Figure content listings.

[Begin]

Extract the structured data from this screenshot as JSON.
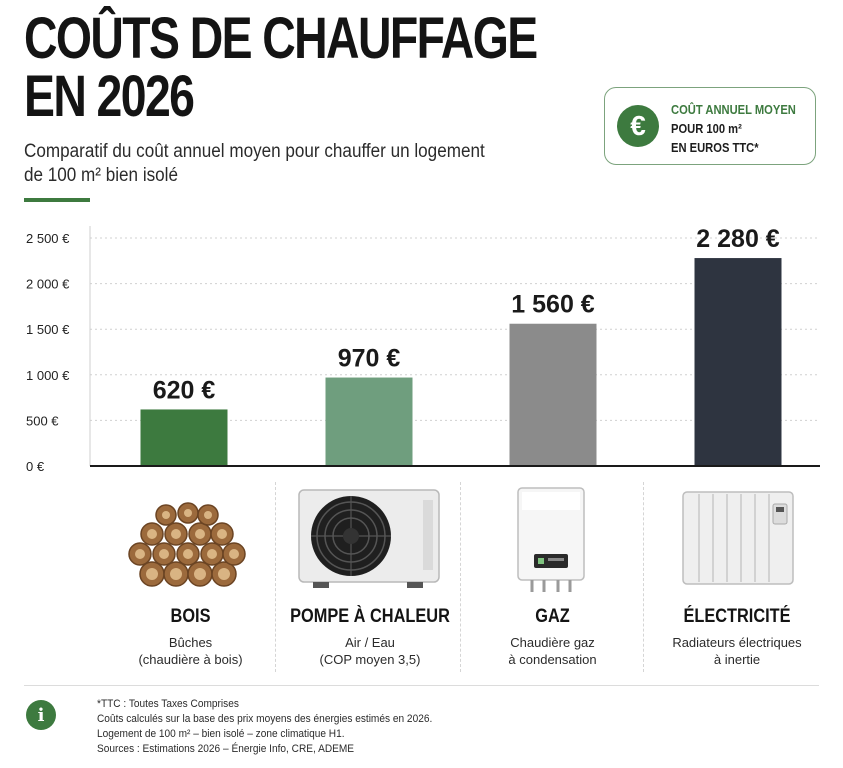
{
  "header": {
    "title_line1": "COÛTS DE CHAUFFAGE",
    "title_line2": "EN 2026",
    "subtitle_line1": "Comparatif du coût annuel moyen pour chauffer un logement",
    "subtitle_line2": "de 100 m² bien isolé"
  },
  "badge": {
    "icon": "euro-icon",
    "symbol": "€",
    "line1": "COÛT ANNUEL MOYEN",
    "line2": "POUR 100 m²",
    "line3": "EN EUROS TTC*"
  },
  "colors": {
    "accent": "#3d7a3f",
    "bar_bois": "#3d7a3f",
    "bar_pac": "#6f9e7e",
    "bar_gaz": "#8b8b8b",
    "bar_elec": "#2e3440"
  },
  "chart_data": {
    "type": "bar",
    "categories": [
      "BOIS",
      "POMPE À CHALEUR",
      "GAZ",
      "ÉLECTRICITÉ"
    ],
    "values": [
      620,
      970,
      1560,
      2280
    ],
    "value_labels": [
      "620 €",
      "970 €",
      "1 560 €",
      "2 280 €"
    ],
    "ylim": [
      0,
      2500
    ],
    "yticks": [
      0,
      500,
      1000,
      1500,
      2000,
      2500
    ],
    "ytick_labels": [
      "0 €",
      "500 €",
      "1 000 €",
      "1 500 €",
      "2 000 €",
      "2 500 €"
    ],
    "grid": true
  },
  "categories": [
    {
      "name": "BOIS",
      "desc1": "Bûches",
      "desc2": "(chaudière à bois)",
      "icon": "firewood-icon"
    },
    {
      "name": "POMPE À CHALEUR",
      "desc1": "Air / Eau",
      "desc2": "(COP moyen 3,5)",
      "icon": "heat-pump-icon"
    },
    {
      "name": "GAZ",
      "desc1": "Chaudière gaz",
      "desc2": "à condensation",
      "icon": "gas-boiler-icon"
    },
    {
      "name": "ÉLECTRICITÉ",
      "desc1": "Radiateurs électriques",
      "desc2": "à inertie",
      "icon": "electric-radiator-icon"
    }
  ],
  "footer": {
    "icon": "info-icon",
    "symbol": "i",
    "note1": "*TTC : Toutes Taxes Comprises",
    "note2": "Coûts calculés sur la base des prix moyens des énergies estimés en 2026.",
    "note3": "Logement de 100 m² – bien isolé – zone climatique H1.",
    "note4": "Sources : Estimations 2026 – Énergie Info, CRE, ADEME"
  }
}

[End]

Work to do. Return every line above in which the string "CHALEUR" occurs.

Task solution.
      "POMPE À CHALEUR",
      "name": "POMPE À CHALEUR",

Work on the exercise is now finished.